- TASK ITEM:
The whole listing below is to be returned without alteration.
--- DATA RECORDS ---
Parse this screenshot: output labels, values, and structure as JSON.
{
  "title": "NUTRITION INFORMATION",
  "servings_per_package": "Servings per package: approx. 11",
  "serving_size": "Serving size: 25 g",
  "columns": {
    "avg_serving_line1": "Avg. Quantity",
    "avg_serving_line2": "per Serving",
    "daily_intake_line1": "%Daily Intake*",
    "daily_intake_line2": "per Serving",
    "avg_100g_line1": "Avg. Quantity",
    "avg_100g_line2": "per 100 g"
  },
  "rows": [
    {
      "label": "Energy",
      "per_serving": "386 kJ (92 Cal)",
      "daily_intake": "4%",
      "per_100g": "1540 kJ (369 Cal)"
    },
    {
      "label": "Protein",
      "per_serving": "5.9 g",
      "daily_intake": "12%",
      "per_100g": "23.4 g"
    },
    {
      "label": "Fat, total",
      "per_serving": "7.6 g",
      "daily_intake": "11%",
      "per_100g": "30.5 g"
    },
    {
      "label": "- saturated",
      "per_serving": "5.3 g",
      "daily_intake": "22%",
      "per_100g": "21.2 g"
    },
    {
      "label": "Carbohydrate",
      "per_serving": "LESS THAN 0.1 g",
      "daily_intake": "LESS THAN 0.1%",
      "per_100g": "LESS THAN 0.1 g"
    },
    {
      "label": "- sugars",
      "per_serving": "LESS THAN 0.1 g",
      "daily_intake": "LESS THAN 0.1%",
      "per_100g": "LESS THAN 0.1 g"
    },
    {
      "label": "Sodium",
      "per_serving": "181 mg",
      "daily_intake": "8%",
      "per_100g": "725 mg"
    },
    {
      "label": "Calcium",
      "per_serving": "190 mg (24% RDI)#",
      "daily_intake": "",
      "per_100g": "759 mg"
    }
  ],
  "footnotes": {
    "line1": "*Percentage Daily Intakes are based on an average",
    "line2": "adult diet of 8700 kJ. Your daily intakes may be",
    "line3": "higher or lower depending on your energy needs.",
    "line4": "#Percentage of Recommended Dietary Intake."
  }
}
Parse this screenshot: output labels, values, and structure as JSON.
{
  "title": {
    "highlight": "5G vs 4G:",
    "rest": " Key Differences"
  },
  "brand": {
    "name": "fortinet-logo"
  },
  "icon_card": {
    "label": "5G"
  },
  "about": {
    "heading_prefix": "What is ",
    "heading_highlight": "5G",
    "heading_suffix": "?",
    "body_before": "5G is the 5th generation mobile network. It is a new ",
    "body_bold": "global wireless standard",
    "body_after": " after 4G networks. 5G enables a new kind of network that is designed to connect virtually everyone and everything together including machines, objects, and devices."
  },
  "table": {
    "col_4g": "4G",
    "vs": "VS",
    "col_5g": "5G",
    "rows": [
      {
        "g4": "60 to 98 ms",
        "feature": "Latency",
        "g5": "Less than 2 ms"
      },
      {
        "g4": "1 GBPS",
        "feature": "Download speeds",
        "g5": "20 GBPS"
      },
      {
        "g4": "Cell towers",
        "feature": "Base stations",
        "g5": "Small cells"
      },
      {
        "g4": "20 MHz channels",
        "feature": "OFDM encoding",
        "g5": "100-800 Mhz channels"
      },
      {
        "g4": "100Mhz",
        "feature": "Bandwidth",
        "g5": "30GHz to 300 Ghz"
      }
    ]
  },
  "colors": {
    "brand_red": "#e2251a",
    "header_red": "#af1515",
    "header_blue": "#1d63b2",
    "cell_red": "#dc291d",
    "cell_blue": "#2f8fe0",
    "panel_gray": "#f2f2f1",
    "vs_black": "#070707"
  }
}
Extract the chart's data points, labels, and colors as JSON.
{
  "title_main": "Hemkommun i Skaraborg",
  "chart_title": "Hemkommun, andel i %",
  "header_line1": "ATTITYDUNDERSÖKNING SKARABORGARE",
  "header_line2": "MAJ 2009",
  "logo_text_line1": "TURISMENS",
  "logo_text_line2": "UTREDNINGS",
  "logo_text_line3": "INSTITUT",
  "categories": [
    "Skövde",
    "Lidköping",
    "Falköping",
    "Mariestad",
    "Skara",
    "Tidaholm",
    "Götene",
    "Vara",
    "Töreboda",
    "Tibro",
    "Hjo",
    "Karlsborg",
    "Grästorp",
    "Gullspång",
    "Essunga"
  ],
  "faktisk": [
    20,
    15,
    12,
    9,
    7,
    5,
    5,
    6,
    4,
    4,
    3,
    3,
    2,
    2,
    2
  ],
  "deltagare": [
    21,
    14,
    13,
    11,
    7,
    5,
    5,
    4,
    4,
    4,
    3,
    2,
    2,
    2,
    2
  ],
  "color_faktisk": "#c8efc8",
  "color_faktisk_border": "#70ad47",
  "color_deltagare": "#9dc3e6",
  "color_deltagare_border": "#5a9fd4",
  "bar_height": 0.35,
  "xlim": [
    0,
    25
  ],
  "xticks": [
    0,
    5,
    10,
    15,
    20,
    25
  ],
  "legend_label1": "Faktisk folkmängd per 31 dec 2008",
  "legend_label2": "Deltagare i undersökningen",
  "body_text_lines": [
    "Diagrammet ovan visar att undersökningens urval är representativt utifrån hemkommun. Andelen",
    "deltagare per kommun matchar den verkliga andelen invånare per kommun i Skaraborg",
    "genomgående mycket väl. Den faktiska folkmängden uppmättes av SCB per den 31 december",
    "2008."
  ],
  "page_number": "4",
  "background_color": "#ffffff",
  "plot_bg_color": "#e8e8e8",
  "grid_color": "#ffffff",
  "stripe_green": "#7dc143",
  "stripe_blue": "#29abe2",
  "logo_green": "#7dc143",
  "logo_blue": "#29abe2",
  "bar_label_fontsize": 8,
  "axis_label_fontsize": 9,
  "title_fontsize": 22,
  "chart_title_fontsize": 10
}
---
- RESULT BELOW:
Parse this screenshot: output labels, values, and structure as JSON.
{
  "title": "NUTRITION INFORMATION",
  "servings_per_package": "Servings per package: approx. 11",
  "serving_size": "Serving size: 25 g",
  "columns": {
    "avg_serving_line1": "Avg. Quantity",
    "avg_serving_line2": "per Serving",
    "daily_intake_line1": "%Daily Intake*",
    "daily_intake_line2": "per Serving",
    "avg_100g_line1": "Avg. Quantity",
    "avg_100g_line2": "per 100 g"
  },
  "rows": [
    {
      "label": "Energy",
      "per_serving": "386 kJ (92 Cal)",
      "daily_intake": "4%",
      "per_100g": "1540 kJ (369 Cal)"
    },
    {
      "label": "Protein",
      "per_serving": "5.9 g",
      "daily_intake": "12%",
      "per_100g": "23.4 g"
    },
    {
      "label": "Fat, total",
      "per_serving": "7.6 g",
      "daily_intake": "11%",
      "per_100g": "30.5 g"
    },
    {
      "label": "- saturated",
      "per_serving": "5.3 g",
      "daily_intake": "22%",
      "per_100g": "21.2 g"
    },
    {
      "label": "Carbohydrate",
      "per_serving": "LESS THAN 0.1 g",
      "daily_intake": "LESS THAN 0.1%",
      "per_100g": "LESS THAN 0.1 g"
    },
    {
      "label": "- sugars",
      "per_serving": "LESS THAN 0.1 g",
      "daily_intake": "LESS THAN 0.1%",
      "per_100g": "LESS THAN 0.1 g"
    },
    {
      "label": "Sodium",
      "per_serving": "181 mg",
      "daily_intake": "8%",
      "per_100g": "725 mg"
    },
    {
      "label": "Calcium",
      "per_serving": "190 mg (24% RDI)#",
      "daily_intake": "",
      "per_100g": "759 mg"
    }
  ],
  "footnotes": {
    "line1": "*Percentage Daily Intakes are based on an average",
    "line2": "adult diet of 8700 kJ. Your daily intakes may be",
    "line3": "higher or lower depending on your energy needs.",
    "line4": "#Percentage of Recommended Dietary Intake."
  }
}
Parse this screenshot: output labels, values, and structure as JSON.
{
  "title": {
    "highlight": "5G vs 4G:",
    "rest": " Key Differences"
  },
  "brand": {
    "name": "fortinet-logo"
  },
  "icon_card": {
    "label": "5G"
  },
  "about": {
    "heading_prefix": "What is ",
    "heading_highlight": "5G",
    "heading_suffix": "?",
    "body_before": "5G is the 5th generation mobile network. It is a new ",
    "body_bold": "global wireless standard",
    "body_after": " after 4G networks. 5G enables a new kind of network that is designed to connect virtually everyone and everything together including machines, objects, and devices."
  },
  "table": {
    "col_4g": "4G",
    "vs": "VS",
    "col_5g": "5G",
    "rows": [
      {
        "g4": "60 to 98 ms",
        "feature": "Latency",
        "g5": "Less than 2 ms"
      },
      {
        "g4": "1 GBPS",
        "feature": "Download speeds",
        "g5": "20 GBPS"
      },
      {
        "g4": "Cell towers",
        "feature": "Base stations",
        "g5": "Small cells"
      },
      {
        "g4": "20 MHz channels",
        "feature": "OFDM encoding",
        "g5": "100-800 Mhz channels"
      },
      {
        "g4": "100Mhz",
        "feature": "Bandwidth",
        "g5": "30GHz to 300 Ghz"
      }
    ]
  },
  "colors": {
    "brand_red": "#e2251a",
    "header_red": "#af1515",
    "header_blue": "#1d63b2",
    "cell_red": "#dc291d",
    "cell_blue": "#2f8fe0",
    "panel_gray": "#f2f2f1",
    "vs_black": "#070707"
  }
}
Extract the chart's data points, labels, and colors as JSON.
{
  "title_main": "Hemkommun i Skaraborg",
  "chart_title": "Hemkommun, andel i %",
  "header_line1": "ATTITYDUNDERSÖKNING SKARABORGARE",
  "header_line2": "MAJ 2009",
  "logo_text_line1": "TURISMENS",
  "logo_text_line2": "UTREDNINGS",
  "logo_text_line3": "INSTITUT",
  "categories": [
    "Skövde",
    "Lidköping",
    "Falköping",
    "Mariestad",
    "Skara",
    "Tidaholm",
    "Götene",
    "Vara",
    "Töreboda",
    "Tibro",
    "Hjo",
    "Karlsborg",
    "Grästorp",
    "Gullspång",
    "Essunga"
  ],
  "faktisk": [
    20,
    15,
    12,
    9,
    7,
    5,
    5,
    6,
    4,
    4,
    3,
    3,
    2,
    2,
    2
  ],
  "deltagare": [
    21,
    14,
    13,
    11,
    7,
    5,
    5,
    4,
    4,
    4,
    3,
    2,
    2,
    2,
    2
  ],
  "color_faktisk": "#c8efc8",
  "color_faktisk_border": "#70ad47",
  "color_deltagare": "#9dc3e6",
  "color_deltagare_border": "#5a9fd4",
  "bar_height": 0.35,
  "xlim": [
    0,
    25
  ],
  "xticks": [
    0,
    5,
    10,
    15,
    20,
    25
  ],
  "legend_label1": "Faktisk folkmängd per 31 dec 2008",
  "legend_label2": "Deltagare i undersökningen",
  "body_text_lines": [
    "Diagrammet ovan visar att undersökningens urval är representativt utifrån hemkommun. Andelen",
    "deltagare per kommun matchar den verkliga andelen invånare per kommun i Skaraborg",
    "genomgående mycket väl. Den faktiska folkmängden uppmättes av SCB per den 31 december",
    "2008."
  ],
  "page_number": "4",
  "background_color": "#ffffff",
  "plot_bg_color": "#e8e8e8",
  "grid_color": "#ffffff",
  "stripe_green": "#7dc143",
  "stripe_blue": "#29abe2",
  "logo_green": "#7dc143",
  "logo_blue": "#29abe2",
  "bar_label_fontsize": 8,
  "axis_label_fontsize": 9,
  "title_fontsize": 22,
  "chart_title_fontsize": 10
}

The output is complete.